Task material
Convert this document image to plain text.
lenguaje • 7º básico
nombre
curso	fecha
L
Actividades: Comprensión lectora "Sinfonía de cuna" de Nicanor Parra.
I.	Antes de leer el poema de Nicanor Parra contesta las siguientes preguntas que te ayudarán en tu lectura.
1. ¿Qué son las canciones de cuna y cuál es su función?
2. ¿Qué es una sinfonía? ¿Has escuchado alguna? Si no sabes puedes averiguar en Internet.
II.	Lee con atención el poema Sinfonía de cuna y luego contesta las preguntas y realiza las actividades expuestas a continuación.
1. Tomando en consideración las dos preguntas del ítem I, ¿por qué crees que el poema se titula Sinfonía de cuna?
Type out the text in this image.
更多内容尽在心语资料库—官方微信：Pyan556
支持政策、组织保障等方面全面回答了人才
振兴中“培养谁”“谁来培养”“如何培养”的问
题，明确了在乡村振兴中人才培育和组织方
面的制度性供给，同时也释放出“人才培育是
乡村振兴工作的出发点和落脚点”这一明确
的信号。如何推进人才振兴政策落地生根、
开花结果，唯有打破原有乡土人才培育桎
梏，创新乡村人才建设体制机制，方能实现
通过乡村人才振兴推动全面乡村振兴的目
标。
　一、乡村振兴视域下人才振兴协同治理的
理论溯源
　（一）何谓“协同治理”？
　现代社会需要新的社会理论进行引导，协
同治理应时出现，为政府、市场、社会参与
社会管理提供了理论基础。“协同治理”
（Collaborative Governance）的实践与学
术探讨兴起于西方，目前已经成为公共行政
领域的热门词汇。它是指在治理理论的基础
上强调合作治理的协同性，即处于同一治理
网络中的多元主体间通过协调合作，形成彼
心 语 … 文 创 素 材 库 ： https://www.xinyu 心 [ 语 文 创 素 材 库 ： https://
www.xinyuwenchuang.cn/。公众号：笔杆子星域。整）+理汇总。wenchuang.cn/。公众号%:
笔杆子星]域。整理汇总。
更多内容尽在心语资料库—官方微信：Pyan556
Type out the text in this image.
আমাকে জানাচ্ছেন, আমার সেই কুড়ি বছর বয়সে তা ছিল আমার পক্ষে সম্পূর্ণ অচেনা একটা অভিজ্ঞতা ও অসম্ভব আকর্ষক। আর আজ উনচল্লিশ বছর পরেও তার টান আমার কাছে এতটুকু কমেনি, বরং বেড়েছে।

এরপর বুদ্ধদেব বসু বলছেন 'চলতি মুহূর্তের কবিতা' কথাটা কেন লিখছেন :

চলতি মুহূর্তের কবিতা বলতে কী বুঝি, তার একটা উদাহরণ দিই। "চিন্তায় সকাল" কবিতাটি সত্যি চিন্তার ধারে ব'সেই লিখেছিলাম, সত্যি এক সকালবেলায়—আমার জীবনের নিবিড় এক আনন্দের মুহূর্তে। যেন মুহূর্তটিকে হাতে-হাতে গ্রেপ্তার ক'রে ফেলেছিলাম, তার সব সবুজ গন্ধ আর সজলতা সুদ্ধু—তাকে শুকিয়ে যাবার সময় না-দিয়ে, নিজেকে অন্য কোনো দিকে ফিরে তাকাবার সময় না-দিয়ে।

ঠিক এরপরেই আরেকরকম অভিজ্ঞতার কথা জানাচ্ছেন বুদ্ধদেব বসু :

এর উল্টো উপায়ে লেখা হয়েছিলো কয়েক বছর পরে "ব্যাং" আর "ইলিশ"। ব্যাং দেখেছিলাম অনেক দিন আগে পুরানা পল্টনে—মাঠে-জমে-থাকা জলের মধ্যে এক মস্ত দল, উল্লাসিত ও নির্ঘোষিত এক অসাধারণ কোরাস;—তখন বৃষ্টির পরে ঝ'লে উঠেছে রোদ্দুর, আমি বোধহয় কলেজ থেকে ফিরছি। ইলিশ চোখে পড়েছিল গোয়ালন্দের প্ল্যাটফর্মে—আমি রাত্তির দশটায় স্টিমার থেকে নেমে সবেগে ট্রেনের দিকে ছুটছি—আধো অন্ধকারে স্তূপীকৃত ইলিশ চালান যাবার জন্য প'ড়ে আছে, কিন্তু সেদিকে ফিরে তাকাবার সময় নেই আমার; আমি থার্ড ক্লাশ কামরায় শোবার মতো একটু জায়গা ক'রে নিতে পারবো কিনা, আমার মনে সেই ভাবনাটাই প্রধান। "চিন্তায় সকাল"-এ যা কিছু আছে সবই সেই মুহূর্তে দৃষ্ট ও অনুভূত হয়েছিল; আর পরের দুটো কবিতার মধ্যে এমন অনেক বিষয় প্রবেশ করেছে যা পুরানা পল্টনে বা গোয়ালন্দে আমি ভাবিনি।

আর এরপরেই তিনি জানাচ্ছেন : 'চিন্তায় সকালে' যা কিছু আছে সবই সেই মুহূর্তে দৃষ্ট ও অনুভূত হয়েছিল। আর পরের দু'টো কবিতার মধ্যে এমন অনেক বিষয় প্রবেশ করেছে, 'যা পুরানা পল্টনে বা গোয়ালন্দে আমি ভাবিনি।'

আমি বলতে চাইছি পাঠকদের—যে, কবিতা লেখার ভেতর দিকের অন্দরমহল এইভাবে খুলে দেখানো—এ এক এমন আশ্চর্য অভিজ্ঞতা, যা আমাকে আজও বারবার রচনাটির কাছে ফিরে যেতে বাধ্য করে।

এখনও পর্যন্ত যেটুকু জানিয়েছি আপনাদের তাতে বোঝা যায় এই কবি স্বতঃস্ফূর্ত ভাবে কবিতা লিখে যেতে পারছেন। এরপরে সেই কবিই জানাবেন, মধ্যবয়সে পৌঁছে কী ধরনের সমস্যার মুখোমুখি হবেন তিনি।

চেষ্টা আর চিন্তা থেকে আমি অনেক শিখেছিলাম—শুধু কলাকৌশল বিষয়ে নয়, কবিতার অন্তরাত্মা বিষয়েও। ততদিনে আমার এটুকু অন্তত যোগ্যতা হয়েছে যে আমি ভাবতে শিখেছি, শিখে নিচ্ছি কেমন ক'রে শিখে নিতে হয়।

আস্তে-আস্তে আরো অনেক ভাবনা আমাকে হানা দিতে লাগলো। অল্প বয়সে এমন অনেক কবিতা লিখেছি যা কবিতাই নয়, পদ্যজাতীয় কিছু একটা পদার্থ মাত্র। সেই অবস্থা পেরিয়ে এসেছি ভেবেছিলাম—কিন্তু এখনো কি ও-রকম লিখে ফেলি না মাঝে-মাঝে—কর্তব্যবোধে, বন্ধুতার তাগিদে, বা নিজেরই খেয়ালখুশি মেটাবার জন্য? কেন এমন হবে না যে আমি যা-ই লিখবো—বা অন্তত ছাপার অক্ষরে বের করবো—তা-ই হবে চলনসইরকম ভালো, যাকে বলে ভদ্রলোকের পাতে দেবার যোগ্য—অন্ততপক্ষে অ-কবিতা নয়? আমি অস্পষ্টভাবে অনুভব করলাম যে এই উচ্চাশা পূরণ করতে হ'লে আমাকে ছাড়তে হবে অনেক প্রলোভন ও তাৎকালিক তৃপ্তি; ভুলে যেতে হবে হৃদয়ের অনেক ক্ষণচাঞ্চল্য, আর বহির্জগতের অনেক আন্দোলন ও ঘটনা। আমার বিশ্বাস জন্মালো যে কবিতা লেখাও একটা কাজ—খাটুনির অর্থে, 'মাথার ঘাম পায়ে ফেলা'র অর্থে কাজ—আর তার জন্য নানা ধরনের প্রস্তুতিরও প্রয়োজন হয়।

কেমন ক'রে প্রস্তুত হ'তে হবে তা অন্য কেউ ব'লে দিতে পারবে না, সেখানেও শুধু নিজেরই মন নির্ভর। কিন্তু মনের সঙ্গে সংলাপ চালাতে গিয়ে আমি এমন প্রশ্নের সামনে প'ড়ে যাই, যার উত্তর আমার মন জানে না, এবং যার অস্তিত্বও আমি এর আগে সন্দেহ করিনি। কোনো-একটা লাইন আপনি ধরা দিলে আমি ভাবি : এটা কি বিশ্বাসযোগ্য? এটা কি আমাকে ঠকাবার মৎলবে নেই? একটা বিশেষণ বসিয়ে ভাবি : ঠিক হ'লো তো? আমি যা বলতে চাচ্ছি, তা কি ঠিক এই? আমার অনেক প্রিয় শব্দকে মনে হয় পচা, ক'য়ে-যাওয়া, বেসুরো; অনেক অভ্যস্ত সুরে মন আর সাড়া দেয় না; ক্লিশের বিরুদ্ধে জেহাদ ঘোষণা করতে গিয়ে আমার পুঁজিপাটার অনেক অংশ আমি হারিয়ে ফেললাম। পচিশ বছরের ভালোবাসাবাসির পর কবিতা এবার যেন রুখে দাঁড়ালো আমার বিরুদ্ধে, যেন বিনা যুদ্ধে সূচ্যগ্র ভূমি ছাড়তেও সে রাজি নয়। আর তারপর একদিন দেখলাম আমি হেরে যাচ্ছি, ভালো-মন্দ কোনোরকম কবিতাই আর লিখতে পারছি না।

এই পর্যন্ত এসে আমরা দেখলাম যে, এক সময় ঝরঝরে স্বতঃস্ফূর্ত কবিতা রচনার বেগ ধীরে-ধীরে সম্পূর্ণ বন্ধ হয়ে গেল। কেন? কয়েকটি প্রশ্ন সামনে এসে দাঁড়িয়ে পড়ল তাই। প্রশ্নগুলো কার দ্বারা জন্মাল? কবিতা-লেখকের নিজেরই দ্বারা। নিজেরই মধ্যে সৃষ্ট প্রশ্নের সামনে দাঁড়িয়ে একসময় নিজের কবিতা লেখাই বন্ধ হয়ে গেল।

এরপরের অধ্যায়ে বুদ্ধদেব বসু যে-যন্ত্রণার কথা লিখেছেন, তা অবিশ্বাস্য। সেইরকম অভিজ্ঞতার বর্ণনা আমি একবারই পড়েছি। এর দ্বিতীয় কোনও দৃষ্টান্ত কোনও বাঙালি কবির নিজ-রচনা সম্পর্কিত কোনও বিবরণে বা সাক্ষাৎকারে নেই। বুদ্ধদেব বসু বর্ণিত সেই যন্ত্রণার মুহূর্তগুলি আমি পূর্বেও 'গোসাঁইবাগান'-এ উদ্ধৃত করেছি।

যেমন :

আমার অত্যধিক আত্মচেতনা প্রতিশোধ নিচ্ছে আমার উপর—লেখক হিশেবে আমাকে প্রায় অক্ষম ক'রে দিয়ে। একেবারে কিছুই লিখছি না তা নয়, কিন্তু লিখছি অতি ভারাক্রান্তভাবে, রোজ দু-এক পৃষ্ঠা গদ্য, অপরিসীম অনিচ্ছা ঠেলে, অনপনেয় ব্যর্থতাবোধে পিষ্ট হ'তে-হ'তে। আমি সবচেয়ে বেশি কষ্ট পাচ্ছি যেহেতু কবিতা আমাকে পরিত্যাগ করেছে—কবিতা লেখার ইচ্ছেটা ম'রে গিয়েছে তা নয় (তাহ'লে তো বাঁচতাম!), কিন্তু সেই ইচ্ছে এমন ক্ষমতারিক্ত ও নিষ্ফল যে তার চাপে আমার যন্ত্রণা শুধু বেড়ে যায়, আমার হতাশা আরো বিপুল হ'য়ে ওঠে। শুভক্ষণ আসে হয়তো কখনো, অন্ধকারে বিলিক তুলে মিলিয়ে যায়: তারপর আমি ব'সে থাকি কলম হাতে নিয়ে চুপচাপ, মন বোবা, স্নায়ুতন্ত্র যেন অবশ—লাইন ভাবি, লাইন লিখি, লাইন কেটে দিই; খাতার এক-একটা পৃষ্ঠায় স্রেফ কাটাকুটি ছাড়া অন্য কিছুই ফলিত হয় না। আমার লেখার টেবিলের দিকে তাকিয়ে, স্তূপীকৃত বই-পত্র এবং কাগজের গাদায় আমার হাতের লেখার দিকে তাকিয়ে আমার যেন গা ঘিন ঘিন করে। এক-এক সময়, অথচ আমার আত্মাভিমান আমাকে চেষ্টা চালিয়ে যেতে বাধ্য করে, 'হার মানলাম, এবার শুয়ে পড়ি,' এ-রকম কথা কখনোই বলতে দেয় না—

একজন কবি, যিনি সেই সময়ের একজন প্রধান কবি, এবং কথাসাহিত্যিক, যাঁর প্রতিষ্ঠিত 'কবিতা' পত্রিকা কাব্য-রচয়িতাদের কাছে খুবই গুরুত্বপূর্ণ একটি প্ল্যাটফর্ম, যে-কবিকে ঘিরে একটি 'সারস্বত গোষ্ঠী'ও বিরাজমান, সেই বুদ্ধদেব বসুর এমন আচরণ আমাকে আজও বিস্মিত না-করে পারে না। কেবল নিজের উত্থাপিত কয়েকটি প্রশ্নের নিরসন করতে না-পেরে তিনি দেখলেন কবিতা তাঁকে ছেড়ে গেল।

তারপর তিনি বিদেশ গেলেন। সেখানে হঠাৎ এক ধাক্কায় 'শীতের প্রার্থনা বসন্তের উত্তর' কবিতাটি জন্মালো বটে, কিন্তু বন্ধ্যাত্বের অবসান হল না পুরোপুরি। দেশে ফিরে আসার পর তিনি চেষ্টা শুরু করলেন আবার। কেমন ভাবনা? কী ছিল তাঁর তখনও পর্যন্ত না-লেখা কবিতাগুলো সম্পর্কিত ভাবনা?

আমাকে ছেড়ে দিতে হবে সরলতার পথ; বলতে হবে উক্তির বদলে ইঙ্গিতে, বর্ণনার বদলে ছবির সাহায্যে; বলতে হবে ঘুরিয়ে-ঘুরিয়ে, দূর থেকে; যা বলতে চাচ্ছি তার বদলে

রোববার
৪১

Given problem
In the listing above, count each line that holds the string "contesta". Give the number only.

Expected answer
2